Challenge = Transcribe every entry word for word. Skip the pictures.

Listing =
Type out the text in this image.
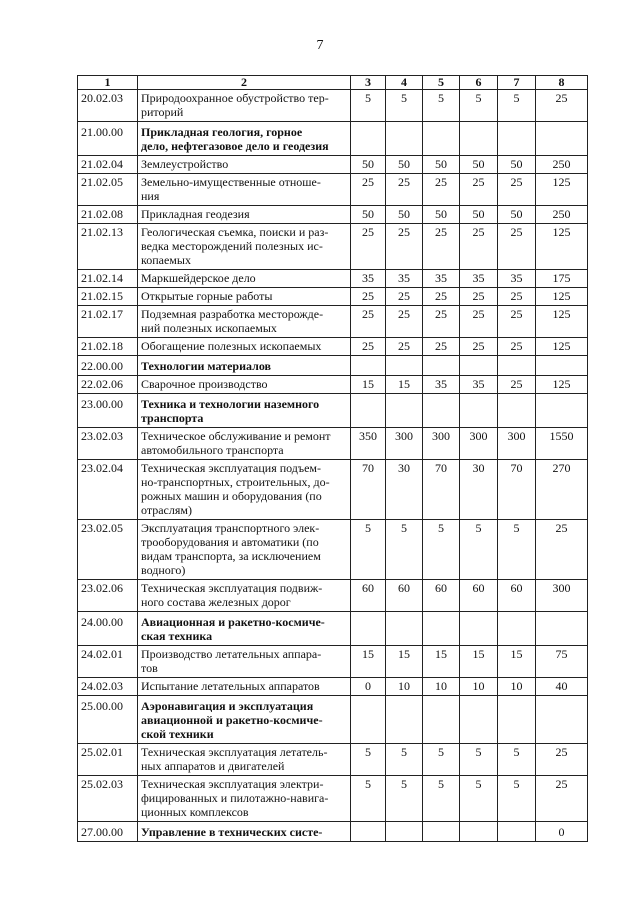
7
1	2	3	4	5	6	7	8
20.02.03	Природоохранное обустройство тер-
риторий	5	5	5	5	5	25
21.00.00	Прикладная геология, горное
дело, нефтегазовое дело и геодезия						
21.02.04	Землеустройство	50	50	50	50	50	250
21.02.05	Земельно-имущественные отноше-
ния	25	25	25	25	25	125
21.02.08	Прикладная геодезия	50	50	50	50	50	250
21.02.13	Геологическая съемка, поиски и раз-
ведка месторождений полезных ис-
копаемых	25	25	25	25	25	125
21.02.14	Маркшейдерское дело	35	35	35	35	35	175
21.02.15	Открытые горные работы	25	25	25	25	25	125
21.02.17	Подземная разработка месторожде-
ний полезных ископаемых	25	25	25	25	25	125
21.02.18	Обогащение полезных ископаемых	25	25	25	25	25	125
22.00.00	Технологии материалов						
22.02.06	Сварочное производство	15	15	35	35	25	125
23.00.00	Техника и технологии наземного
транспорта						
23.02.03	Техническое обслуживание и ремонт
автомобильного транспорта	350	300	300	300	300	1550
23.02.04	Техническая эксплуатация подъем-
но-транспортных, строительных, до-
рожных машин и оборудования (по
отраслям)	70	30	70	30	70	270
23.02.05	Эксплуатация транспортного элек-
трооборудования и автоматики (по
видам транспорта, за исключением
водного)	5	5	5	5	5	25
23.02.06	Техническая эксплуатация подвиж-
ного состава железных дорог	60	60	60	60	60	300
24.00.00	Авиационная и ракетно-космиче-
ская техника						
24.02.01	Производство летательных аппара-
тов	15	15	15	15	15	75
24.02.03	Испытание летательных аппаратов	0	10	10	10	10	40
25.00.00	Аэронавигация и эксплуатация
авиационной и ракетно-космиче-
ской техники						
25.02.01	Техническая эксплуатация летатель-
ных аппаратов и двигателей	5	5	5	5	5	25
25.02.03	Техническая эксплуатация электри-
фицированных и пилотажно-навига-
ционных комплексов	5	5	5	5	5	25
27.00.00	Управление в технических систе-						0
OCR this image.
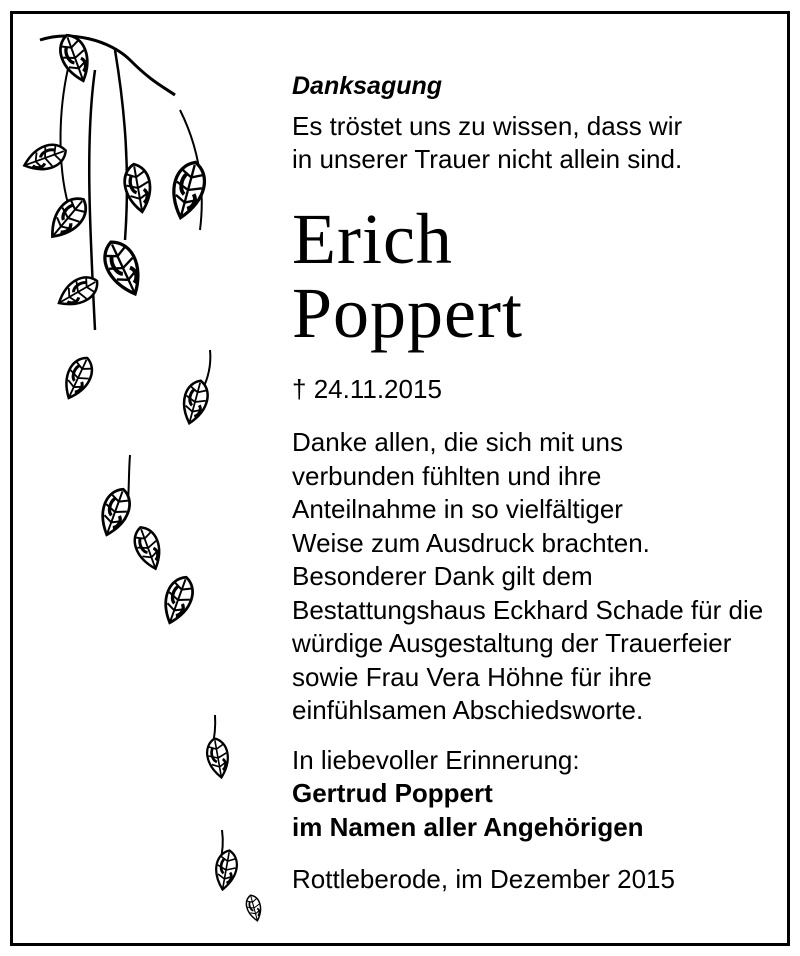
Danksagung

Es tröstet uns zu wissen, dass wir
in unserer Trauer nicht allein sind.

Erich
Poppert

† 24.11.2015

Danke allen, die sich mit uns
verbunden fühlten und ihre
Anteilnahme in so vielfältiger
Weise zum Ausdruck brachten.
Besonderer Dank gilt dem
Bestattungshaus Eckhard Schade für die
würdige Ausgestaltung der Trauerfeier
sowie Frau Vera Höhne für ihre
einfühlsamen Abschiedsworte.

In liebevoller Erinnerung:

Gertrud Poppert
im Namen aller Angehörigen

Rottleberode, im Dezember 2015
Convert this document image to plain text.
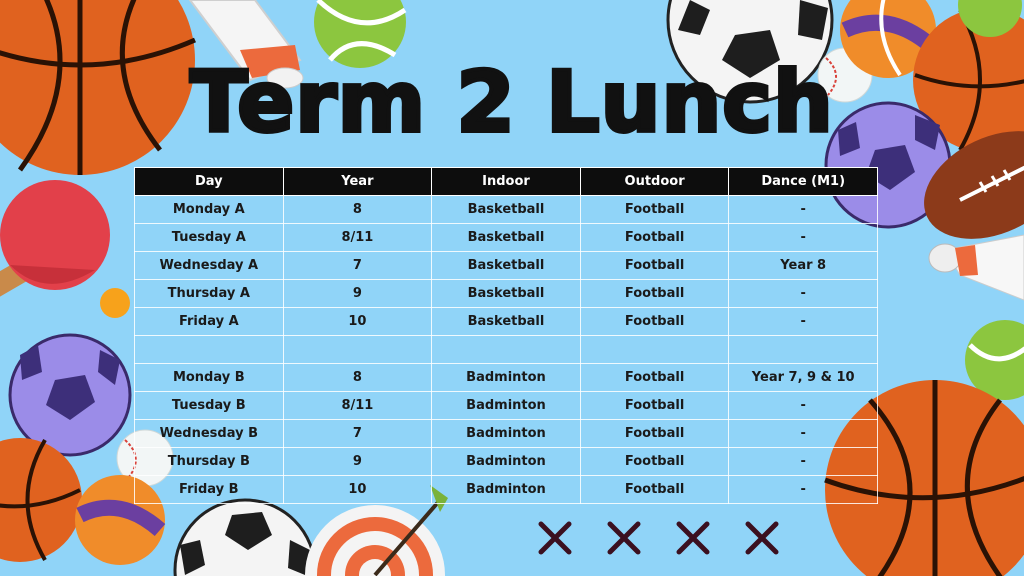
Term 2 Lunch
Day	Year	Indoor	Outdoor	Dance (M1)
Monday A	8	Basketball	Football	-
Tuesday A	8/11	Basketball	Football	-
Wednesday A	7	Basketball	Football	Year 8
Thursday A	9	Basketball	Football	-
Friday A	10	Basketball	Football	-

Monday B	8	Badminton	Football	Year 7, 9 & 10
Tuesday B	8/11	Badminton	Football	-
Wednesday B	7	Badminton	Football	-
Thursday B	9	Badminton	Football	-
Friday B	10	Badminton	Football	-
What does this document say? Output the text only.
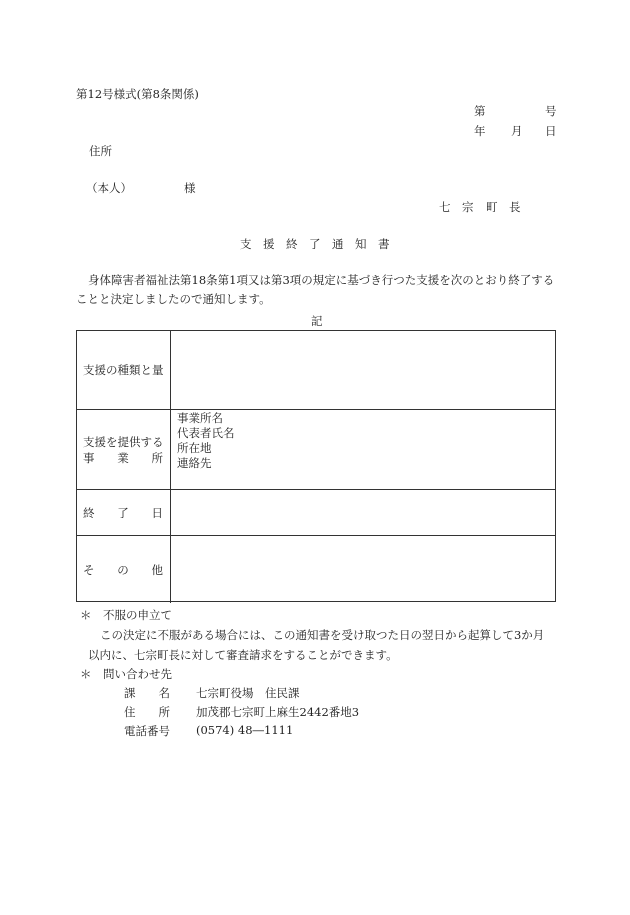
第12号様式(第8条関係)
第	号
年 月 日
住所
（本人）	様
七 宗 町 長
支　援　終　了　通　知　書
身体障害者福祉法第18条第1項又は第3項の規定に基づき行つた支援を次のとおり終了することと決定しましたので通知します。
記
支援の種類と量
支援を提供する
事 業 所
事業所名
代表者氏名
所在地
連絡先
終 了 日
そ の 他
＊　不服の申立て
この決定に不服がある場合には、この通知書を受け取つた日の翌日から起算して3か月
以内に、七宗町長に対して審査請求をすることができます。
＊　問い合わせ先
課　　名 七宗町役場　住民課
住　　所 加茂郡七宗町上麻生2442番地3
電話番号 (0574) 48―1111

Complete output =
Type out the text in this image.
7
1	2	3	4	5	6	7	8
20.02.03	Природоохранное обустройство тер-
риторий	5	5	5	5	5	25
21.00.00	Прикладная геология, горное
дело, нефтегазовое дело и геодезия						
21.02.04	Землеустройство	50	50	50	50	50	250
21.02.05	Земельно-имущественные отноше-
ния	25	25	25	25	25	125
21.02.08	Прикладная геодезия	50	50	50	50	50	250
21.02.13	Геологическая съемка, поиски и раз-
ведка месторождений полезных ис-
копаемых	25	25	25	25	25	125
21.02.14	Маркшейдерское дело	35	35	35	35	35	175
21.02.15	Открытые горные работы	25	25	25	25	25	125
21.02.17	Подземная разработка месторожде-
ний полезных ископаемых	25	25	25	25	25	125
21.02.18	Обогащение полезных ископаемых	25	25	25	25	25	125
22.00.00	Технологии материалов						
22.02.06	Сварочное производство	15	15	35	35	25	125
23.00.00	Техника и технологии наземного
транспорта						
23.02.03	Техническое обслуживание и ремонт
автомобильного транспорта	350	300	300	300	300	1550
23.02.04	Техническая эксплуатация подъем-
но-транспортных, строительных, до-
рожных машин и оборудования (по
отраслям)	70	30	70	30	70	270
23.02.05	Эксплуатация транспортного элек-
трооборудования и автоматики (по
видам транспорта, за исключением
водного)	5	5	5	5	5	25
23.02.06	Техническая эксплуатация подвиж-
ного состава железных дорог	60	60	60	60	60	300
24.00.00	Авиационная и ракетно-космиче-
ская техника						
24.02.01	Производство летательных аппара-
тов	15	15	15	15	15	75
24.02.03	Испытание летательных аппаратов	0	10	10	10	10	40
25.00.00	Аэронавигация и эксплуатация
авиационной и ракетно-космиче-
ской техники						
25.02.01	Техническая эксплуатация летатель-
ных аппаратов и двигателей	5	5	5	5	5	25
25.02.03	Техническая эксплуатация электри-
фицированных и пилотажно-навига-
ционных комплексов	5	5	5	5	5	25
27.00.00	Управление в технических систе-						0
OCR this image.
Danksagung

Es tröstet uns zu wissen, dass wir
in unserer Trauer nicht allein sind.

Erich
Poppert

† 24.11.2015

Danke allen, die sich mit uns
verbunden fühlten und ihre
Anteilnahme in so vielfältiger
Weise zum Ausdruck brachten.
Besonderer Dank gilt dem
Bestattungshaus Eckhard Schade für die
würdige Ausgestaltung der Trauerfeier
sowie Frau Vera Höhne für ihre
einfühlsamen Abschiedsworte.

In liebevoller Erinnerung:

Gertrud Poppert
im Namen aller Angehörigen

Rottleberode, im Dezember 2015
Convert this document image to plain text.
Term 2 Lunch
Day	Year	Indoor	Outdoor	Dance (M1)
Monday A	8	Basketball	Football	-
Tuesday A	8/11	Basketball	Football	-
Wednesday A	7	Basketball	Football	Year 8
Thursday A	9	Basketball	Football	-
Friday A	10	Basketball	Football	-

Monday B	8	Badminton	Football	Year 7, 9 & 10
Tuesday B	8/11	Badminton	Football	-
Wednesday B	7	Badminton	Football	-
Thursday B	9	Badminton	Football	-
Friday B	10	Badminton	Football	-
What does this document say? Output the text only.
第12号様式(第8条関係)
第	号
年 月 日
住所
（本人）	様
七 宗 町 長
支　援　終　了　通　知　書
身体障害者福祉法第18条第1項又は第3項の規定に基づき行つた支援を次のとおり終了することと決定しましたので通知します。
記
支援の種類と量
支援を提供する
事 業 所
事業所名
代表者氏名
所在地
連絡先
終 了 日
そ の 他
＊　不服の申立て
この決定に不服がある場合には、この通知書を受け取つた日の翌日から起算して3か月
以内に、七宗町長に対して審査請求をすることができます。
＊　問い合わせ先
課　　名 七宗町役場　住民課
住　　所 加茂郡七宗町上麻生2442番地3
電話番号 (0574) 48―1111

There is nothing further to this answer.